§ **Instructions to follow**: Search the listing for "sample" and copy every line where it appears.

* begin *

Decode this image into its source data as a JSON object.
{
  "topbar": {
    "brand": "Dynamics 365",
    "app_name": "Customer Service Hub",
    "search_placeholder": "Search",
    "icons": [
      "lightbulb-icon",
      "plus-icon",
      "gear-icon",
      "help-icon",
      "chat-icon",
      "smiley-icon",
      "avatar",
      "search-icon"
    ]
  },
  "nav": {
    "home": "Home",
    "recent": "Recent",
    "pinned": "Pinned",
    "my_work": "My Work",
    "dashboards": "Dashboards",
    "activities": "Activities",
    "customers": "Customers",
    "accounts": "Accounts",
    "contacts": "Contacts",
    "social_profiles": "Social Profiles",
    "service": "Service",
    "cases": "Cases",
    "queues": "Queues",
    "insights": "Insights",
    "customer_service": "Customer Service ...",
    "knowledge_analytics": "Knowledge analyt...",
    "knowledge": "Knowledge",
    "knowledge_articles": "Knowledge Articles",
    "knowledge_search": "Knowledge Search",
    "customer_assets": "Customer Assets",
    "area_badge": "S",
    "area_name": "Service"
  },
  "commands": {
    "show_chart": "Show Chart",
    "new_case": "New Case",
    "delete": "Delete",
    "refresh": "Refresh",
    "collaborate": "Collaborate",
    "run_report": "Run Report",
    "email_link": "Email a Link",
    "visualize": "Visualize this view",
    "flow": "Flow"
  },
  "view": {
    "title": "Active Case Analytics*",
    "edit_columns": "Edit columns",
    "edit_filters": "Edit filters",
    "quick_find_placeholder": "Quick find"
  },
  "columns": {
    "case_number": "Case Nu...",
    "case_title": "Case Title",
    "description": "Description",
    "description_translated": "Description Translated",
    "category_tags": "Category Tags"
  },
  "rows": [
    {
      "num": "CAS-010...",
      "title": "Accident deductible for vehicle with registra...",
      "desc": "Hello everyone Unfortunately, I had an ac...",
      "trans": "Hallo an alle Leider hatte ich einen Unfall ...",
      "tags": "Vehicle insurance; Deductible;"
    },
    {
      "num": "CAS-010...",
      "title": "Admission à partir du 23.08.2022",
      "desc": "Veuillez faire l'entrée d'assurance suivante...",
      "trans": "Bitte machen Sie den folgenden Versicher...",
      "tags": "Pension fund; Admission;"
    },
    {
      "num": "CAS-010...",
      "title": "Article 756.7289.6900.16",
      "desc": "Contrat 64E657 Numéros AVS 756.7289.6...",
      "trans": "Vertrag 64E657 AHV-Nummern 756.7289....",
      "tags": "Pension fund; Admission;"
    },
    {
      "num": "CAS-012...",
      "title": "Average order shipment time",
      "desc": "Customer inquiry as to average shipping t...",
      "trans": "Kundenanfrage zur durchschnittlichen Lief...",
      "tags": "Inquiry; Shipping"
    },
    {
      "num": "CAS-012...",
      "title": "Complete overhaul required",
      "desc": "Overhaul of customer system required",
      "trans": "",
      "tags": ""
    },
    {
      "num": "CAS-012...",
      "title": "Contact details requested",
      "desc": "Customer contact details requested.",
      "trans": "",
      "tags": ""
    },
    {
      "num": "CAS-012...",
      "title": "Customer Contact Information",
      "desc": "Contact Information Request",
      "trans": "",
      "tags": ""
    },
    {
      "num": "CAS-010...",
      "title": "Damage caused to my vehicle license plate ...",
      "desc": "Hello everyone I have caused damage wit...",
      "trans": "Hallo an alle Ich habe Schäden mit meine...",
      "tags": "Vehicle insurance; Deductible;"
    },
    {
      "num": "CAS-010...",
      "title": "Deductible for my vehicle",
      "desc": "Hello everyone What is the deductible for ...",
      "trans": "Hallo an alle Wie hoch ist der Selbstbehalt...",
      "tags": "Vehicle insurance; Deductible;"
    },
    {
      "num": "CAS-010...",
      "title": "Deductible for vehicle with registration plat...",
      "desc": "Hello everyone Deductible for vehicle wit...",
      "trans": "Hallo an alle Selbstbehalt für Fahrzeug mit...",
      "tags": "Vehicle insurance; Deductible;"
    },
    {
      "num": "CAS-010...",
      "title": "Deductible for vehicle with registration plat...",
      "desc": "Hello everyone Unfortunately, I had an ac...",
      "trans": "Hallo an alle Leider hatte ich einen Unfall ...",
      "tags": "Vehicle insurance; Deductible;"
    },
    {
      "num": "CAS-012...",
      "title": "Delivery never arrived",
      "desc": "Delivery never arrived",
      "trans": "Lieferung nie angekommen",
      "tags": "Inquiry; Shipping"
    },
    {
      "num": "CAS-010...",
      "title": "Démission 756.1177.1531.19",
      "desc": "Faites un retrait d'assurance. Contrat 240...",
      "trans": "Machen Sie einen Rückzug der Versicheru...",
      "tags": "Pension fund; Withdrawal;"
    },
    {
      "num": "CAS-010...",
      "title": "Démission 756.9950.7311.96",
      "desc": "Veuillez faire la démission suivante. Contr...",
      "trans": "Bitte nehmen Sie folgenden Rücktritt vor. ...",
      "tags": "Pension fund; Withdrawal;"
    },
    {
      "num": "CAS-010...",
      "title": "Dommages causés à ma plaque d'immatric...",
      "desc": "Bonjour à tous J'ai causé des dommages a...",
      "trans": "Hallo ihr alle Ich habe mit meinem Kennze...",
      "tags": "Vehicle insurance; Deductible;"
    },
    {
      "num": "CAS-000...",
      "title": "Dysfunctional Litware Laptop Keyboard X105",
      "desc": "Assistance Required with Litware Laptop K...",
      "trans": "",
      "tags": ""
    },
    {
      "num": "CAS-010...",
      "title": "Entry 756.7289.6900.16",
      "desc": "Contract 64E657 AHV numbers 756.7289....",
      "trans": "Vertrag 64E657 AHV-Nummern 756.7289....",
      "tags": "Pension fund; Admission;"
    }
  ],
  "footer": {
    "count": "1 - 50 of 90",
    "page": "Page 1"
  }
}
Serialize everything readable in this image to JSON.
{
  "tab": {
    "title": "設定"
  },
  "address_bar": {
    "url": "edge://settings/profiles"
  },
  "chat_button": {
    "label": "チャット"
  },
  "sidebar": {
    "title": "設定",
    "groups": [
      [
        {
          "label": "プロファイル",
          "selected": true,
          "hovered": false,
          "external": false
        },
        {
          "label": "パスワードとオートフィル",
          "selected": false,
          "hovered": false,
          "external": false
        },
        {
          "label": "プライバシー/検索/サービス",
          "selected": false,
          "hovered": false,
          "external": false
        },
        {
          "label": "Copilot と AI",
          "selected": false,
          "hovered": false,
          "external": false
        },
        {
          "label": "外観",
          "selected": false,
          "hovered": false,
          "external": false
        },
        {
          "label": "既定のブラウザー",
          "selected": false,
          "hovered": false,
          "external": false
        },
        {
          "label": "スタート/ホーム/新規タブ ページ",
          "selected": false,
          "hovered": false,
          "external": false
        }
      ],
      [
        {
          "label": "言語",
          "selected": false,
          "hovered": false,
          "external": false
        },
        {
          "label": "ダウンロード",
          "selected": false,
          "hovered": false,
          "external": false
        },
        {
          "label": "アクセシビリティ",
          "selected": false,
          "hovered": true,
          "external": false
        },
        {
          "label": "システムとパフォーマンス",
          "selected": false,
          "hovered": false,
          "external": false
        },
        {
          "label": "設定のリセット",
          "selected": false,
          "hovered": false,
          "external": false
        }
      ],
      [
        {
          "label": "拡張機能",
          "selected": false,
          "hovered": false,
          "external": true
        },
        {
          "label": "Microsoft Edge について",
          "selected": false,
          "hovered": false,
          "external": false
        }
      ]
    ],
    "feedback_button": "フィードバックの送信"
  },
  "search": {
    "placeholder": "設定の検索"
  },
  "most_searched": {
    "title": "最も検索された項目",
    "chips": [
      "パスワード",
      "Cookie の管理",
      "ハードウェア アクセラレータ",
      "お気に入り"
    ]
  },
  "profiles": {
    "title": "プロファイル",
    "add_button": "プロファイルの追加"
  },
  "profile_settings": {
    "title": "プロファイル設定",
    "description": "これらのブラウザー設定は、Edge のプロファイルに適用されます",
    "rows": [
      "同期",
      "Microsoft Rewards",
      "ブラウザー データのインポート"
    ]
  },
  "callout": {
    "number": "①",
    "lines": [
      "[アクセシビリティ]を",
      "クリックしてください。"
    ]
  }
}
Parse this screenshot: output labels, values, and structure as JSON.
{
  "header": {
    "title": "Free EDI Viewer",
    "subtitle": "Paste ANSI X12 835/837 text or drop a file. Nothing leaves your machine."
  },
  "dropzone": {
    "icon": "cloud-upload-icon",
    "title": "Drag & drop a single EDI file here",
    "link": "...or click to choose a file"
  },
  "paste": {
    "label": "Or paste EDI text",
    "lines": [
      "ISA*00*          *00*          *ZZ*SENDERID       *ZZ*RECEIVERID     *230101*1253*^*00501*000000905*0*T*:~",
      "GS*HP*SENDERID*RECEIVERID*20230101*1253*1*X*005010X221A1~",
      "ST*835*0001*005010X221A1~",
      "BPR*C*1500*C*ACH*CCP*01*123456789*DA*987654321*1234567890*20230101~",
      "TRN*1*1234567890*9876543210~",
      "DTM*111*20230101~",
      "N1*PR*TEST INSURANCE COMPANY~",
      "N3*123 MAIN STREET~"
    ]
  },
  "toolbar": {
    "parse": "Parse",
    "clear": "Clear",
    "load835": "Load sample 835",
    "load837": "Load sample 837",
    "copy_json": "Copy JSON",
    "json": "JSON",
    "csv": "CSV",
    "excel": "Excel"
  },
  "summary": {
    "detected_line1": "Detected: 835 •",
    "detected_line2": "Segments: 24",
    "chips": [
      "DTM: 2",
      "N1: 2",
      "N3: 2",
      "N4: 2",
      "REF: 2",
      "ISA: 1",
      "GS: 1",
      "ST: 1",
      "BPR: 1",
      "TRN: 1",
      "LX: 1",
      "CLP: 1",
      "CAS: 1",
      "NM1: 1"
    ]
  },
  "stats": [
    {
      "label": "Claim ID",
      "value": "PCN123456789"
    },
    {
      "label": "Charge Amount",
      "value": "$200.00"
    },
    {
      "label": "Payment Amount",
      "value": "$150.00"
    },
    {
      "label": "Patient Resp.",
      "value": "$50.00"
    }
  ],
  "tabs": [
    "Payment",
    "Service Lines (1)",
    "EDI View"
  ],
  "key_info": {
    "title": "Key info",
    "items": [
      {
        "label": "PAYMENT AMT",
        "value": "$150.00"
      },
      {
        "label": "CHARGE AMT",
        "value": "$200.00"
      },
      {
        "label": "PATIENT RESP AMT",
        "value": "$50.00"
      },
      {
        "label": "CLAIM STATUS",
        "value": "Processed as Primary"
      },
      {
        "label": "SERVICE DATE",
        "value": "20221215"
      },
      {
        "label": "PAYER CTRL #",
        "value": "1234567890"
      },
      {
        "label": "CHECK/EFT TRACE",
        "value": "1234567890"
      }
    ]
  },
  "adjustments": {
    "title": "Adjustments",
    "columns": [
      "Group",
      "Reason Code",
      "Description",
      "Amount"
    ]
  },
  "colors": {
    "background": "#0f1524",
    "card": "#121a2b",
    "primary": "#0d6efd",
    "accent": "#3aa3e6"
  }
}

* end *

§ **Exercise result**:
    "load835": "Load sample 835",
    "load837": "Load sample 837",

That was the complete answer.